START PASSAGE SHOWN
Healthcare operators who require short-term capital during early planning or land acquisition phases often supplement their facility with bridging finance. For operators exploring this approach, our article
Unlocking Capital with Bridging Loans explains how short-term solutions can support phased or pre-planning strategies.
Hypothetical Example: How 100% Funding Works for New Medical Centres
A typical full-value funding scenario could involve a GP partnership seeking to develop a new multi-disciplinary medical centre in a growing community. The site requires £3.2 million in development and fit-out costs. The practice secures outline pre-letting interest from a long-established pharmacy, visiting consultants, and a diagnostic provider. A specialist healthcare lender evaluates the NHS reimbursement structure, demographic demand, and long-term operational viability.
Because tenant income is stable and construction costs are aligned with industry standards, the lender offers 100% funding for both the build and the clinical fit-out. The loan is structured through staged drawdowns with a long-term commercial mortgage replacing the development facility upon completion.
A similar outcome occurs with private-led developments. A private operator planning a modern outpatient clinic with imaging, minor procedures, and allied health services may secure 100% funding when they demonstrate strong demand, experienced clinical leadership, and robust revenue modelling.
Outlook for 2025 and Beyond
The shift toward community-based care will continue to accelerate through 2025 and beyond, with integrated medical centres at the heart of this transformation. As the NHS continues to enhance primary care infrastructure, and private healthcare grows across multiple specialties, medical centres will remain one of the most desirable asset classes for lenders.
Development finance is expected to remain flexible, competitive, and increasingly supportive of high-LTV lending. Borrowers who plan strategically, prepare comprehensive financial information, and engage specialist healthcare lenders early will secure the strongest outcomes.
How Willow Private Finance Can Help
Willow Private Finance specialises in structuring complex, high-LTV healthcare development finance for GP partnerships, pharmacies, private operators, and integrated clinical providers. Our expertise in NHS covenant structures, healthcare valuation, development sequencing, and clinical fit-out finance allows us to position applications in the strongest possible way for approval.
We work with every major specialist healthcare lender in the UK, including institutions that offer 100% finance for medically backed developments. Whether you are developing a new primary care centre, expanding an existing surgery, converting a commercial unit into a clinical hub, or creating a multi-disciplinary medical facility, we manage every aspect of the funding process from early modelling to lender negotiation.
Frequently Asked Questions
Q1: Can new medical centres really be financed at 100% in 2025?
Yes. Many specialist lenders now offer full-value lending when the project is supported by strong NHS-backed income or long-term clinical tenancies.
Q2: Does the development need to be pre-let to secure finance?
Not always, but early tenant interest—especially from GP practices or pharmacies—significantly strengthens the case.
Q3: Can fit-out and compliance costs be included in the loan?
Yes. Many lenders include clinical fit-out, equipment, and compliance upgrades within the development facility.
Q4: Will lenders fund conversions as well as new builds?
Yes. Both new builds and conversions qualify for high-LTV healthcare development finance when supported by strong demand and clinical viability.

Q5: Is experience required to develop a medical centre?
Experience helps, but first-time developers can still secure strong terms when supported by professional advisers and a comprehensive project structure.
END PASSAGE SHOWN
START INFORMATION GIVEN
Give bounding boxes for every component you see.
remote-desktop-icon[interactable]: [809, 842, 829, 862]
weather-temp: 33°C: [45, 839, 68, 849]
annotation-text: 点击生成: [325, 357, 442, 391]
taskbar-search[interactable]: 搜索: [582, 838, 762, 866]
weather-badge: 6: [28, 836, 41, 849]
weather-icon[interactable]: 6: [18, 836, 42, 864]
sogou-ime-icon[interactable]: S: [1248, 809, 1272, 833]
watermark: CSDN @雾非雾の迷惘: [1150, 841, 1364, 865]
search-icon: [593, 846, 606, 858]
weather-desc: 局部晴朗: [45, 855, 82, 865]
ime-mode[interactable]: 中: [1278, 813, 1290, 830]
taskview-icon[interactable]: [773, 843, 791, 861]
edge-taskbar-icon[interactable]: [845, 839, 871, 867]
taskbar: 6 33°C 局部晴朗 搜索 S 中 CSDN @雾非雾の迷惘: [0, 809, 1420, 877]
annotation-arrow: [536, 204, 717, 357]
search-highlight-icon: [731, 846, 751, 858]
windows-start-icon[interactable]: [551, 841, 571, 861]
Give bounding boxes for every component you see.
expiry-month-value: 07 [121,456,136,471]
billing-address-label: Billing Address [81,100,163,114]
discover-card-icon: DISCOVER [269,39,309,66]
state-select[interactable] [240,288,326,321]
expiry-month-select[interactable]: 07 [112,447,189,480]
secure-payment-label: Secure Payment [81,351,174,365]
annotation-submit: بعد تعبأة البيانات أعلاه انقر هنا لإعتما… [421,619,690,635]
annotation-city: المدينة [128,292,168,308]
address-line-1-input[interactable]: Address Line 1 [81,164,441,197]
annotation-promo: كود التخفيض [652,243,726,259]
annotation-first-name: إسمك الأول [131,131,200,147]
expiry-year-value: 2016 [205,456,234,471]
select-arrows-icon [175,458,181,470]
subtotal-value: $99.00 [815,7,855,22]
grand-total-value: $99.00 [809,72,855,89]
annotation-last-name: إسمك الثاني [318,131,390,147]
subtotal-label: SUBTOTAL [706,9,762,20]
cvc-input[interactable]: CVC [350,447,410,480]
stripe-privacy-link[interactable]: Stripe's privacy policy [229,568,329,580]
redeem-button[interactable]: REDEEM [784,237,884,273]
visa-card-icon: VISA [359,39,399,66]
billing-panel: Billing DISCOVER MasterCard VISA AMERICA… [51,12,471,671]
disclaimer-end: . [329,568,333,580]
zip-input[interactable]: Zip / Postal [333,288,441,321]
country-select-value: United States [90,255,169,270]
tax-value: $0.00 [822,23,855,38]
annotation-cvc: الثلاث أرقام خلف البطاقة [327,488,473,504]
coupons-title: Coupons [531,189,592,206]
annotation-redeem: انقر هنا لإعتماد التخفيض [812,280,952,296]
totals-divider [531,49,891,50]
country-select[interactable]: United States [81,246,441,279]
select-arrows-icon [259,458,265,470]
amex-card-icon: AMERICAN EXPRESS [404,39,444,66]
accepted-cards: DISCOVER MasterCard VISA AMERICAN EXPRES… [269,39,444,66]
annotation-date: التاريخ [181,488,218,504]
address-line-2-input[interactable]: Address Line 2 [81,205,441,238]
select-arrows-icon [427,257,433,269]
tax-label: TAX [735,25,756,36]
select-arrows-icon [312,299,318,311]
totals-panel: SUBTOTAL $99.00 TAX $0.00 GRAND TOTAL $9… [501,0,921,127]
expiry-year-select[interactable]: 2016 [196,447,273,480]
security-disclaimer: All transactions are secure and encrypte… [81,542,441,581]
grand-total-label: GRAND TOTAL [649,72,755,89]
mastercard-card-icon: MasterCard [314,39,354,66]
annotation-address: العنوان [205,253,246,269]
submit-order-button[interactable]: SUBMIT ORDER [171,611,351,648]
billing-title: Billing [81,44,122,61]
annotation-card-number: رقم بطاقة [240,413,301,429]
END INFORMATION GIVEN
### ACTIVITY LIST:
- 1) Answer these questions from the passage on medical centre finance:
(a) How much do development and fit-out cost for the site in the hypothetical example?
(b) What replaces the development facility once construction is complete?
(c) Under what conditions can first-time developers still secure strong terms, according to the reply to Q5?
- 2) In one to three sentences, explain why the lender in the passage on medical centre finance offers 100% funding for the build and the clinical fit-out in the hypothetical example.
- 3) Translate this sentence from the passage on medical centre finance into Spanish: "Many lenders include clinical fit-out, equipment, and compliance upgrades within the development facility."

### RESPONSE LIST:
- 1)
(a) £3.2 million.
(b) A long-term commercial mortgage.
(c) When they are supported by professional advisers and a comprehensive project structure.

- 2) The lender offers full funding because tenant income is stable. Construction costs are also aligned with industry standards.

- 3) Muchos prestamistas incluyen el acondicionamiento clínico, el equipamiento y las mejoras de cumplimiento normativo dentro de la línea de financiación para el desarrollo.